## Start DATA

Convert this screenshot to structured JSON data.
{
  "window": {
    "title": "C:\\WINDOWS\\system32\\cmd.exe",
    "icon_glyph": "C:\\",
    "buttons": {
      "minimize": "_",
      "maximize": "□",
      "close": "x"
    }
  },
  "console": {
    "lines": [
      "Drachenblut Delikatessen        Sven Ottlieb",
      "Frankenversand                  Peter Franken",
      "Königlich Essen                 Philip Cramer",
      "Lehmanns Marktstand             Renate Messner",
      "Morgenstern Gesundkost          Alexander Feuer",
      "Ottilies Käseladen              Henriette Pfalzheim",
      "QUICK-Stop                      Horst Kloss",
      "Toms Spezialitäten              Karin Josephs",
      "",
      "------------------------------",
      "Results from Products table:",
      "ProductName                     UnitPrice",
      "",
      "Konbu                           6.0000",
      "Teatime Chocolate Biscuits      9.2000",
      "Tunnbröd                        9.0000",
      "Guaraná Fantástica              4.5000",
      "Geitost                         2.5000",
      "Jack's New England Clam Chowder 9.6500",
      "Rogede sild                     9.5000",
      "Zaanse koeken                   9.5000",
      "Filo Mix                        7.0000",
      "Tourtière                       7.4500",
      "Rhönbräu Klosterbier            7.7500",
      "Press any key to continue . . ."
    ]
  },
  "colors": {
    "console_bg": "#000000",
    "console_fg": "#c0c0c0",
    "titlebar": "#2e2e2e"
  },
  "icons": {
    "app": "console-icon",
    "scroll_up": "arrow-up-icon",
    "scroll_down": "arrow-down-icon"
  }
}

## End DATA
## Start DATA

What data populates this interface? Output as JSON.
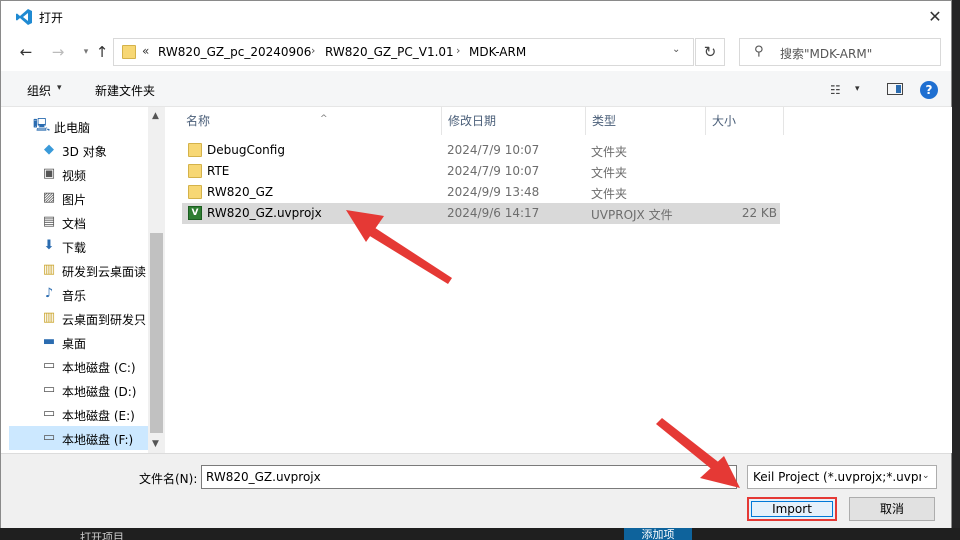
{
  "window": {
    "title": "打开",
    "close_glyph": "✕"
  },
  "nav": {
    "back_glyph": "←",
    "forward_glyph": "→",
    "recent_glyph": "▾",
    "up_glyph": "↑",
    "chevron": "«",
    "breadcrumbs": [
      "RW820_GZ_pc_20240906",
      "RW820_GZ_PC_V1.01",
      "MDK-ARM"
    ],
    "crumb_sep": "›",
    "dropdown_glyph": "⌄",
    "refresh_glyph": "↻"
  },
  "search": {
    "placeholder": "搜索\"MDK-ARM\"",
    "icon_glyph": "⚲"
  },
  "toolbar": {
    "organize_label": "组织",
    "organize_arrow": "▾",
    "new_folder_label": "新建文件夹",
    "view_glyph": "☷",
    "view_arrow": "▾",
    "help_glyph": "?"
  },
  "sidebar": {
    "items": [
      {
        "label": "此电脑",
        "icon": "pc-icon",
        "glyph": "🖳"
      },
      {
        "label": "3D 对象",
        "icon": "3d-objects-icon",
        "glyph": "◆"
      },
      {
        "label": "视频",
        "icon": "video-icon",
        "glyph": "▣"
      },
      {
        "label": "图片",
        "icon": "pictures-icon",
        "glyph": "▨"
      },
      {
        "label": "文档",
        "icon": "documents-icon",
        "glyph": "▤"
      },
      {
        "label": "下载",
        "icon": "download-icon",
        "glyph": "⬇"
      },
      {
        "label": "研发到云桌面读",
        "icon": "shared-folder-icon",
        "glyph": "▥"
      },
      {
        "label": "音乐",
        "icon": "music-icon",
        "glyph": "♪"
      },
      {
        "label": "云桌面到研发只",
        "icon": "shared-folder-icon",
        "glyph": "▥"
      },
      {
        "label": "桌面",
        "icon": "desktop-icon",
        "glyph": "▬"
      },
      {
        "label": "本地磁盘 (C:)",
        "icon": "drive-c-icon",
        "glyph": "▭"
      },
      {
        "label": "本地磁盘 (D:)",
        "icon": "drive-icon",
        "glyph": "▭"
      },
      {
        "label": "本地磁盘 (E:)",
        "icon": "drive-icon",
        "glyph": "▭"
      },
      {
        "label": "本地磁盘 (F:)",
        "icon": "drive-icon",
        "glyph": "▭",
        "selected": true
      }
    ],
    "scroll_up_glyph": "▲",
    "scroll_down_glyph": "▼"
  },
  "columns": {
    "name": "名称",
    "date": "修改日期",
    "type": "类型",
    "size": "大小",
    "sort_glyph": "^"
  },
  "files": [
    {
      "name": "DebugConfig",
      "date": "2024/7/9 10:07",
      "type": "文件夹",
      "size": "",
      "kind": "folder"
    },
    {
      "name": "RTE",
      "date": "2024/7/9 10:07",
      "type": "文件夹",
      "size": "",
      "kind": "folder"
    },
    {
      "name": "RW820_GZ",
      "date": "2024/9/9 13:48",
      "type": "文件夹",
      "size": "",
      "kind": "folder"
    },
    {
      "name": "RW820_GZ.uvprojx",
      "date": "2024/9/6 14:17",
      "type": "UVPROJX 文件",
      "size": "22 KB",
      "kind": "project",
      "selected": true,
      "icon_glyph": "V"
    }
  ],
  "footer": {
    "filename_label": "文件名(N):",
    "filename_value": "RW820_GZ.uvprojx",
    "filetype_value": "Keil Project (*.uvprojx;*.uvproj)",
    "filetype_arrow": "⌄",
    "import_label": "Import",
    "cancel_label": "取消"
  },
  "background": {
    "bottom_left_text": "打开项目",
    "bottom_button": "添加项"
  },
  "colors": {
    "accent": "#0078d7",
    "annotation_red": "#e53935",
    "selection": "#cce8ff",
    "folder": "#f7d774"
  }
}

## End DATA
## Start DATA

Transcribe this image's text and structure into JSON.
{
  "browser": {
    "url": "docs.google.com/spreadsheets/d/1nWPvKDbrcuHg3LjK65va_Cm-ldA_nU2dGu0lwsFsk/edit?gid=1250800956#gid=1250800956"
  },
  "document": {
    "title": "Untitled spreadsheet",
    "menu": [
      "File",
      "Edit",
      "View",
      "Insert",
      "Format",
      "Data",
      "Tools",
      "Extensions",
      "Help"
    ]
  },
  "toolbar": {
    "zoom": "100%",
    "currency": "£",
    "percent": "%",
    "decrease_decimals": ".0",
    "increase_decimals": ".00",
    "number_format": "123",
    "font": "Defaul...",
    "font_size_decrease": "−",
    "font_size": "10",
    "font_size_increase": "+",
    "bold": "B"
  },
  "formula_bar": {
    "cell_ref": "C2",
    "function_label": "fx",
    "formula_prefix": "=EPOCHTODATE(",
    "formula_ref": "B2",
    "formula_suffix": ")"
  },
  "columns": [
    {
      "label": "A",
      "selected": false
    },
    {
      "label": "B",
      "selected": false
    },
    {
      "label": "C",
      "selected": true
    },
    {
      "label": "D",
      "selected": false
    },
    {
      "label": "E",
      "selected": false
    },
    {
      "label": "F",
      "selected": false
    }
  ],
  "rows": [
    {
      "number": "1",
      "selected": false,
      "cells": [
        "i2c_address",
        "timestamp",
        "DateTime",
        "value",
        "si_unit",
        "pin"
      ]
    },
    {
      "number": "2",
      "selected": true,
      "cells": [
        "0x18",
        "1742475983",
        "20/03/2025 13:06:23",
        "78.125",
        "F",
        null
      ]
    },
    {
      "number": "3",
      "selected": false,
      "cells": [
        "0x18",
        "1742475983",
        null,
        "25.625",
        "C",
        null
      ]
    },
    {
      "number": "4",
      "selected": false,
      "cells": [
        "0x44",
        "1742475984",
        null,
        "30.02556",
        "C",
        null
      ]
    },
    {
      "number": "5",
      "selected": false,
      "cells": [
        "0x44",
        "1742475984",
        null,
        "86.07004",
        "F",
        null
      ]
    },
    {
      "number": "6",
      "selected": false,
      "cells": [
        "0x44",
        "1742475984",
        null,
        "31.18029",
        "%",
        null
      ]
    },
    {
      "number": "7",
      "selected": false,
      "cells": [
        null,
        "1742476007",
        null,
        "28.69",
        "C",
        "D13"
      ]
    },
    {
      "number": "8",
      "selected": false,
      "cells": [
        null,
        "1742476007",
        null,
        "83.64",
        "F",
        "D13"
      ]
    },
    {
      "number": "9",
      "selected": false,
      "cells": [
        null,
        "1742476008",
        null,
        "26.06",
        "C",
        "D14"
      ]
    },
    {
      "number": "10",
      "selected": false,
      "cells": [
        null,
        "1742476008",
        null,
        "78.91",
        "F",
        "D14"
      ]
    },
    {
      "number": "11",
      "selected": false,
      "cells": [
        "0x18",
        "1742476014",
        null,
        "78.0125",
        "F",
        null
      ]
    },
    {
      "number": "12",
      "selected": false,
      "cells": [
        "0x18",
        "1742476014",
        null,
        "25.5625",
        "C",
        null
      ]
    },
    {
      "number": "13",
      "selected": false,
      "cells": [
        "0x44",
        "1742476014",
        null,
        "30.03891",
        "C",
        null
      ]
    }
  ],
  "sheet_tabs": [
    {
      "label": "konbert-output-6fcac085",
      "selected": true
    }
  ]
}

## End DATA

*OBJECTIVE*: Look through the material above. Copy each line where the word "本地磁盘" appears.

*RESULT OF THE EXERCISE*:
        "label": "本地磁盘 (C:)",
        "label": "本地磁盘 (D:)",
        "label": "本地磁盘 (E:)",
        "label": "本地磁盘 (F:)",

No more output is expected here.